- **Aim of the exercise**
Locate every line in the material below that has the word "author". Copy each of those lines.

/---

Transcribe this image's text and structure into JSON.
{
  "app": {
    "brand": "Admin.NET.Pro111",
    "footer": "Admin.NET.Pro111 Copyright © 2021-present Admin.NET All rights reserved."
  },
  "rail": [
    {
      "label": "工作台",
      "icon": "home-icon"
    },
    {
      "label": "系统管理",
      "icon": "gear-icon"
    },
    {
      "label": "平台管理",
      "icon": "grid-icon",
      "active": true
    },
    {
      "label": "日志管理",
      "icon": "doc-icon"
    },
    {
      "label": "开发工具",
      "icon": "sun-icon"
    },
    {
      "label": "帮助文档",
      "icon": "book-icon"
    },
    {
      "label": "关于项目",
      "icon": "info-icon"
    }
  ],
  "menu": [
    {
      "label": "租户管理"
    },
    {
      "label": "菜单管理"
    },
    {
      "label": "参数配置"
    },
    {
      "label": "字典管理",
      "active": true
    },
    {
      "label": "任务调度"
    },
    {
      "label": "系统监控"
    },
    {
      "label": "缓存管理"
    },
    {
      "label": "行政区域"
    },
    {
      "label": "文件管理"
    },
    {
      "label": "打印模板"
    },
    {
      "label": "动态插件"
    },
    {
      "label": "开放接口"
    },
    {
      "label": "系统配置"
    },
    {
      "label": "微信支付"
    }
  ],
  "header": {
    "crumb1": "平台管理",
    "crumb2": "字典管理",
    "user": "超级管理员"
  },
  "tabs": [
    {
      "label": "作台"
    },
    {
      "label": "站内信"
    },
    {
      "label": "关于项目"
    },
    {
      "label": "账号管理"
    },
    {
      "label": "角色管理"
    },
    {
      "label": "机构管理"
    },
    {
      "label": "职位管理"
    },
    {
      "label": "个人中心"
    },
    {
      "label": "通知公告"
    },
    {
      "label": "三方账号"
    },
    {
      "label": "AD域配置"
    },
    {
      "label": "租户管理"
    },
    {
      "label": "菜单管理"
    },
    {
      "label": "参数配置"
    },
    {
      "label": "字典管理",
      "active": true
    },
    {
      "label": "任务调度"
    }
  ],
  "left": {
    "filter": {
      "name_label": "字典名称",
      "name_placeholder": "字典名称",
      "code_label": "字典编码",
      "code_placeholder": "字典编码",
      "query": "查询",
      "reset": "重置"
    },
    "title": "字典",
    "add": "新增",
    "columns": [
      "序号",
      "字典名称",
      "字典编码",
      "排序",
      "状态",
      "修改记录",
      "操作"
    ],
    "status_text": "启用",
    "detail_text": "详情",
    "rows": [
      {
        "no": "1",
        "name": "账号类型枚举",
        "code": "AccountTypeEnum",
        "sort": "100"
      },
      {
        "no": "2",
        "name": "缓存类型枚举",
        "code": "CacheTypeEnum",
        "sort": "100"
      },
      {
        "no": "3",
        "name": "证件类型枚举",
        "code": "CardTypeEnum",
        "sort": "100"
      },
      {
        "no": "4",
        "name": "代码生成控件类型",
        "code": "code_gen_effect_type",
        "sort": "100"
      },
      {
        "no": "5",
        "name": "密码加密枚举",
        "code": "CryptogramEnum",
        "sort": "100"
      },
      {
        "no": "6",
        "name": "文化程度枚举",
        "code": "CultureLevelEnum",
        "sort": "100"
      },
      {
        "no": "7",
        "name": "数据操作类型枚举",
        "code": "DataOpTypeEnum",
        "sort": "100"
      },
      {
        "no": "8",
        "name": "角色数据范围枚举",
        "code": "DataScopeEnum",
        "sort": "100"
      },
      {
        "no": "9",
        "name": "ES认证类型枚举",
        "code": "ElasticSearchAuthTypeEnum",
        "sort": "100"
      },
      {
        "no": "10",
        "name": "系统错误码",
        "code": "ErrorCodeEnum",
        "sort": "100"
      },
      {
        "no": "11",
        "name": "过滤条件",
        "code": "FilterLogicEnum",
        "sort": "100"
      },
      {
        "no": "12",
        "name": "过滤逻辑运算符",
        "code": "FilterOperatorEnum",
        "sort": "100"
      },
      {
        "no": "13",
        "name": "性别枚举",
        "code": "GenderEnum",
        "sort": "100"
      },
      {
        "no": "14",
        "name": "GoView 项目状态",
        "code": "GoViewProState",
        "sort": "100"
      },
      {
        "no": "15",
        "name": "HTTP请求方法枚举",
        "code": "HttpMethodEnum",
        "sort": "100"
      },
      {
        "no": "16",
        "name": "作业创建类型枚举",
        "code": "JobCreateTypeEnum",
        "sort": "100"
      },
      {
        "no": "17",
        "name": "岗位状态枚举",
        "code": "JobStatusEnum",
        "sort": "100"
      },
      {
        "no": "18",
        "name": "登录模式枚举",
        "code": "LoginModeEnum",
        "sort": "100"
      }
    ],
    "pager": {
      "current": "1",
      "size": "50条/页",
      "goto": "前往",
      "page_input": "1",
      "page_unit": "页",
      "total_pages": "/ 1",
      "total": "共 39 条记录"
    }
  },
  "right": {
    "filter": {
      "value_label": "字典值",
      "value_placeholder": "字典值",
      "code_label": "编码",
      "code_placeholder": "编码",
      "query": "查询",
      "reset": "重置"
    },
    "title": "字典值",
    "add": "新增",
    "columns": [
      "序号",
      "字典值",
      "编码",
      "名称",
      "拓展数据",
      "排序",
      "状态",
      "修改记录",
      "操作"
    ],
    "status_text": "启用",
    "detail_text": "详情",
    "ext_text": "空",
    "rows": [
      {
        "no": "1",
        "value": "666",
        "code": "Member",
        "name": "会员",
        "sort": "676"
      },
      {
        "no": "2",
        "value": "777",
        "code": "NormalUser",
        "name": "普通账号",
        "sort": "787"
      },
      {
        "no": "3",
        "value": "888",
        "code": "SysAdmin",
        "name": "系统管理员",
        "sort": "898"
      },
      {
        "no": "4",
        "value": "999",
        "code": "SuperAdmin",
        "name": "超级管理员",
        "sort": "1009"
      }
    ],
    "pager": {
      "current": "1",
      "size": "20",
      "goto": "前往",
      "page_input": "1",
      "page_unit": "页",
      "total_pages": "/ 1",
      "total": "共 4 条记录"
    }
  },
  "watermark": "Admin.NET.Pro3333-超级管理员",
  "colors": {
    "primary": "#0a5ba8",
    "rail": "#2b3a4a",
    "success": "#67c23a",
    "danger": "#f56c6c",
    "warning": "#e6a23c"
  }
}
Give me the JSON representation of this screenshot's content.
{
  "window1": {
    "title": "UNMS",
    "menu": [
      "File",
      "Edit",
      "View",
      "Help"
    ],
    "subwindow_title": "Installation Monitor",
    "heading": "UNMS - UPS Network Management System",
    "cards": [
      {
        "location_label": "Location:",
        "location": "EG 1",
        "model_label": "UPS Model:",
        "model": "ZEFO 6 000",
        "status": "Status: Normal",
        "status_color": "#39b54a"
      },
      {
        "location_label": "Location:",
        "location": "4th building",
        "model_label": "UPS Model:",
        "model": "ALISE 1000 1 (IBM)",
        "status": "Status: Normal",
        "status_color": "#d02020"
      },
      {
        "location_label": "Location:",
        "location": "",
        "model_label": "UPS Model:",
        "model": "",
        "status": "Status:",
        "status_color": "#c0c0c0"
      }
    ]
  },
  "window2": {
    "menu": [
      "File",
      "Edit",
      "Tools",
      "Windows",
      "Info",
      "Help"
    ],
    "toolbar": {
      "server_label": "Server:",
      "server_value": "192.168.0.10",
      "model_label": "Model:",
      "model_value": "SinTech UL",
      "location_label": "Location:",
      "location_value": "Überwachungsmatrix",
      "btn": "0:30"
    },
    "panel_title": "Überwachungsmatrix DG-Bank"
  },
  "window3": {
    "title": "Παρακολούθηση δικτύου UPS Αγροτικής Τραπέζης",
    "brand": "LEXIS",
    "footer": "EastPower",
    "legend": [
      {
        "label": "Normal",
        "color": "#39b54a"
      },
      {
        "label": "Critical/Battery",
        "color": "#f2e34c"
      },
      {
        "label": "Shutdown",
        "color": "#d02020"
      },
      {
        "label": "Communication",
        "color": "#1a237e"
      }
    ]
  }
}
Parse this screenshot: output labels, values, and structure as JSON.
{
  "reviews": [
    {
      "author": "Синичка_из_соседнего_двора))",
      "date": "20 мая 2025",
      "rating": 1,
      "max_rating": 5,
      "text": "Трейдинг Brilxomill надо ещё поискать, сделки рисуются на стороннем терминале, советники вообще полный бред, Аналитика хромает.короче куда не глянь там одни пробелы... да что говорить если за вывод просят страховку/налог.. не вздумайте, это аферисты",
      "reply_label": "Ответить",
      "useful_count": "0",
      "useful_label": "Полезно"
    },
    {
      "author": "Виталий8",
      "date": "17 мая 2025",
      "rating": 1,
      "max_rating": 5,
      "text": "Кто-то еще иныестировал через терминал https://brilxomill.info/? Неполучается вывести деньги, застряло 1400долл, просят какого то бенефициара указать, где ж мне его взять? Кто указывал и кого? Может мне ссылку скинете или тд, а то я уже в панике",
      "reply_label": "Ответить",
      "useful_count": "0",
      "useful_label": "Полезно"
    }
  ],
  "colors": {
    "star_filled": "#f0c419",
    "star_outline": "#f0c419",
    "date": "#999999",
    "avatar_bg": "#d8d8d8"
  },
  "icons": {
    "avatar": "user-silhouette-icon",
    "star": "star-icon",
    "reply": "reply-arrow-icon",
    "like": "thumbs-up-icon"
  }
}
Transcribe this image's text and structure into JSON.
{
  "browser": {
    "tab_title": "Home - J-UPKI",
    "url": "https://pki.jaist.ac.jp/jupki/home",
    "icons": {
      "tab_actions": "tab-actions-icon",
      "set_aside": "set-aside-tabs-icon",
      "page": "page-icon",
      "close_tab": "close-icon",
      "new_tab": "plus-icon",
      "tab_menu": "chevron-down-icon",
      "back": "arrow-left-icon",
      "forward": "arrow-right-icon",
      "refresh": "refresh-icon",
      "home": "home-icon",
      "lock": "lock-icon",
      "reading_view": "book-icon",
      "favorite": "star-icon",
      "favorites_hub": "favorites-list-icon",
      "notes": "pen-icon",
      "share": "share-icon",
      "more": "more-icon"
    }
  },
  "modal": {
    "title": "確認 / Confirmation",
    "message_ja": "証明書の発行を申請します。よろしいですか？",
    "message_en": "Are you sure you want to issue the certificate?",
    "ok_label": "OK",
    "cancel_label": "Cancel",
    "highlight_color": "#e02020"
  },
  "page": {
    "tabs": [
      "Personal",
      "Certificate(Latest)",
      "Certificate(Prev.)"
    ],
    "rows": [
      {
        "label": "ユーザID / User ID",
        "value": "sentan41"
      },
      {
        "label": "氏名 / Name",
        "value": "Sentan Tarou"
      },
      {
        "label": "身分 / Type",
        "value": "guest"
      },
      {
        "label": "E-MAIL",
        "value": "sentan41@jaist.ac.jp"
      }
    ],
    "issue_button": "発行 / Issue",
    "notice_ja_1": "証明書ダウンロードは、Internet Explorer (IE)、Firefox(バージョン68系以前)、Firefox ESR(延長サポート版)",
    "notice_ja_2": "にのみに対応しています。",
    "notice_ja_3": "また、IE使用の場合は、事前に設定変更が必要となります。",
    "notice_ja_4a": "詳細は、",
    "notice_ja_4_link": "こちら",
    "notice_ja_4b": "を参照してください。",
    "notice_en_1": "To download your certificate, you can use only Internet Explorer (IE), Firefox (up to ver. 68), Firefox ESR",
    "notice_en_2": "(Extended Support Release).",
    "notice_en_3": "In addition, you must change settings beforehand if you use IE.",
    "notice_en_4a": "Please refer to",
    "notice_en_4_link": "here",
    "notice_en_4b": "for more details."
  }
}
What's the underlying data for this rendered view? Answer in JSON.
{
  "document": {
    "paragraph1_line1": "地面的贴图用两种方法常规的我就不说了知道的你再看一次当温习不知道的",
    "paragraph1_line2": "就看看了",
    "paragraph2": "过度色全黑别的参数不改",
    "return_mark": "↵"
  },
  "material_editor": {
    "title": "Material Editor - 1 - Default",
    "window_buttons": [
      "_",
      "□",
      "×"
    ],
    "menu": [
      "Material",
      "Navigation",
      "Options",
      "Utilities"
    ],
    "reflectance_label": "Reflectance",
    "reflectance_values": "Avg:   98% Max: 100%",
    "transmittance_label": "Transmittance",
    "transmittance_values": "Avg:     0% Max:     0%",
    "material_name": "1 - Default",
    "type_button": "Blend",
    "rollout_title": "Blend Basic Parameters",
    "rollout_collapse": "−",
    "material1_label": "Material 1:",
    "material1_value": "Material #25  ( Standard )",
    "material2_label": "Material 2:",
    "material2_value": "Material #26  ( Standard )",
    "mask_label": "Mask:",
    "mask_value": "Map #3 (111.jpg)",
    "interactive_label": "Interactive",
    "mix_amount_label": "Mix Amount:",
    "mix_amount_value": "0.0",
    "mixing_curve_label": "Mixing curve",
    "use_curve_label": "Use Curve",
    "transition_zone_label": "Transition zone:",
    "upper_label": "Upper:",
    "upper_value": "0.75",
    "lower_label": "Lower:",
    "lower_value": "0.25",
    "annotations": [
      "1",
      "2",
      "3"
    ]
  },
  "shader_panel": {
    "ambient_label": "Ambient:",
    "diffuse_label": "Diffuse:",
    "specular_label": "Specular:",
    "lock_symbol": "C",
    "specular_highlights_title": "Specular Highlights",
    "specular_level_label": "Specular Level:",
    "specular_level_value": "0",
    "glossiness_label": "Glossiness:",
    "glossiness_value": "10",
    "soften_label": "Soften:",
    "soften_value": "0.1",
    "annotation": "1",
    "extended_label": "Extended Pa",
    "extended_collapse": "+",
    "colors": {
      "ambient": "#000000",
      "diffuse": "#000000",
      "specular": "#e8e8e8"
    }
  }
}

\---

- **Task result**
      "author": "Синичка_из_соседнего_двора))",
      "author": "Виталий8",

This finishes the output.